--- REQUIRED TASK ---
Check each line for the string "Changes". Give only the count of lines that have it.

--- Stored data ---
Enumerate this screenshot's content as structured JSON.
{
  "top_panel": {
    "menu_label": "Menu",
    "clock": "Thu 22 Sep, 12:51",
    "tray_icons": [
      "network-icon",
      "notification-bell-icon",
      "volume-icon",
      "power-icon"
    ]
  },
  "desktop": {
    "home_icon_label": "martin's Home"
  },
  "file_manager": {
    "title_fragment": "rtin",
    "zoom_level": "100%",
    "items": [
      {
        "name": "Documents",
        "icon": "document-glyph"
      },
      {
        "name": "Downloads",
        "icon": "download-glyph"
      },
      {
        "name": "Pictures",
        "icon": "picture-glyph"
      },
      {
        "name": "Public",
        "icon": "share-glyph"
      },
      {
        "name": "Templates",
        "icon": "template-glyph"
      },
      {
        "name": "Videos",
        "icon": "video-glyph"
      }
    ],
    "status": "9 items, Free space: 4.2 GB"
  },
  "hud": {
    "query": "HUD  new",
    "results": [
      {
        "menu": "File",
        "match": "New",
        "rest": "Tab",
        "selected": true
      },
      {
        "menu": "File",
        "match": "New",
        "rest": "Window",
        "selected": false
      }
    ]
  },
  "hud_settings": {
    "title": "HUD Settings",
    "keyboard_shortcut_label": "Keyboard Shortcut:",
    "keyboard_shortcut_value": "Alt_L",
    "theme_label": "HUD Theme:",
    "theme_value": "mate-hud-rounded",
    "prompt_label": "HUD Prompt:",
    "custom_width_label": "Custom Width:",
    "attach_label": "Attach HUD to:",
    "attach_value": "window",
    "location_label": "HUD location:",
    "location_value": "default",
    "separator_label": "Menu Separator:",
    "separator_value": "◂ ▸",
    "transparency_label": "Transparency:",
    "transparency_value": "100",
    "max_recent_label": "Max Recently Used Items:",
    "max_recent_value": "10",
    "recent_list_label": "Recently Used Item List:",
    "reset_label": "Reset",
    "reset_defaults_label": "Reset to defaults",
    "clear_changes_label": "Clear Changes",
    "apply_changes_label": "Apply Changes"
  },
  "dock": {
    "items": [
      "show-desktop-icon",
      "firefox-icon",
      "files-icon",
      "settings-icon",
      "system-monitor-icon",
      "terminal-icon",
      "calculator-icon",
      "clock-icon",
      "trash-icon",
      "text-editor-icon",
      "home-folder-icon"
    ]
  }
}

--- CORRECT OUTPUT ---
2